> **Saved entries**:

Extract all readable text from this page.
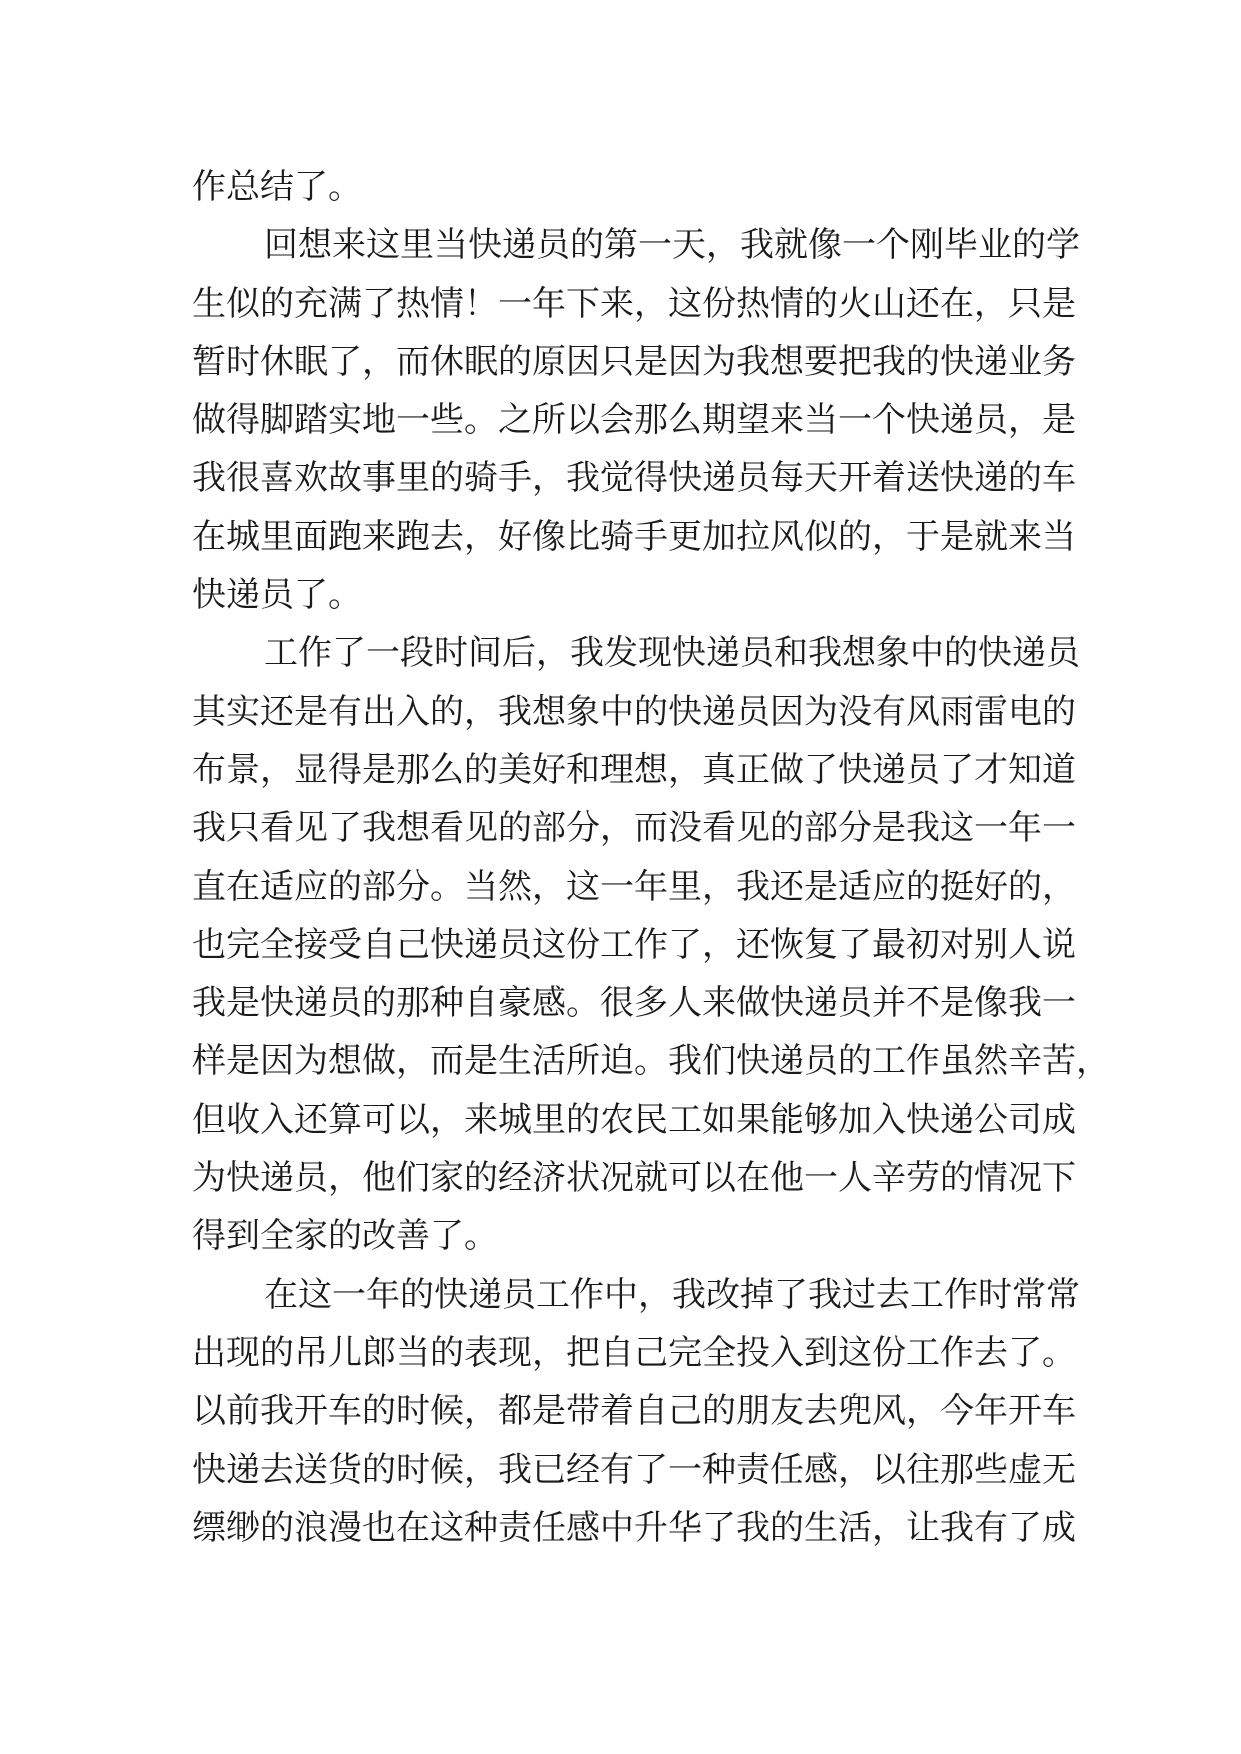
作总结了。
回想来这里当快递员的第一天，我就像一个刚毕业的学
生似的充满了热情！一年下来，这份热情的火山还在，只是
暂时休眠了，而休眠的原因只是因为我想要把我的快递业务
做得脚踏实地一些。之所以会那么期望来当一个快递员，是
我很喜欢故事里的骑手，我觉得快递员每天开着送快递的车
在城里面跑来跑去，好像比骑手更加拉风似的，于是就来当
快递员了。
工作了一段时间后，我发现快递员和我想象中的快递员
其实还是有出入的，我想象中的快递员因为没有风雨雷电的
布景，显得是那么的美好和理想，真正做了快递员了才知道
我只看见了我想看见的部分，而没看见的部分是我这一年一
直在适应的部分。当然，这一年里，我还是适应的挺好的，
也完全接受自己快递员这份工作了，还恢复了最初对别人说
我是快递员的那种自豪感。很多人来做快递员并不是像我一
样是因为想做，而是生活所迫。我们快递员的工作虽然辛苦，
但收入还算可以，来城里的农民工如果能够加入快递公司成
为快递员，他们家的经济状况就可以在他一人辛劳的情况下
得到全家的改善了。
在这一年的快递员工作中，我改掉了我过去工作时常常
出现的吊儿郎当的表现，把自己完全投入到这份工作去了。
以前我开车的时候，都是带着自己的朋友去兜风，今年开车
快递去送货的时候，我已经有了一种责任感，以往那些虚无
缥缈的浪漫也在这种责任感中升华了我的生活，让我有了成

> **Work to do**: Copy every record above exactly, leaving out any pictures.

> **Task output**:
Extract all readable text from this page.
作总结了。
回想来这里当快递员的第一天，我就像一个刚毕业的学
生似的充满了热情！一年下来，这份热情的火山还在，只是
暂时休眠了，而休眠的原因只是因为我想要把我的快递业务
做得脚踏实地一些。之所以会那么期望来当一个快递员，是
我很喜欢故事里的骑手，我觉得快递员每天开着送快递的车
在城里面跑来跑去，好像比骑手更加拉风似的，于是就来当
快递员了。
工作了一段时间后，我发现快递员和我想象中的快递员
其实还是有出入的，我想象中的快递员因为没有风雨雷电的
布景，显得是那么的美好和理想，真正做了快递员了才知道
我只看见了我想看见的部分，而没看见的部分是我这一年一
直在适应的部分。当然，这一年里，我还是适应的挺好的，
也完全接受自己快递员这份工作了，还恢复了最初对别人说
我是快递员的那种自豪感。很多人来做快递员并不是像我一
样是因为想做，而是生活所迫。我们快递员的工作虽然辛苦，
但收入还算可以，来城里的农民工如果能够加入快递公司成
为快递员，他们家的经济状况就可以在他一人辛劳的情况下
得到全家的改善了。
在这一年的快递员工作中，我改掉了我过去工作时常常
出现的吊儿郎当的表现，把自己完全投入到这份工作去了。
以前我开车的时候，都是带着自己的朋友去兜风，今年开车
快递去送货的时候，我已经有了一种责任感，以往那些虚无
缥缈的浪漫也在这种责任感中升华了我的生活，让我有了成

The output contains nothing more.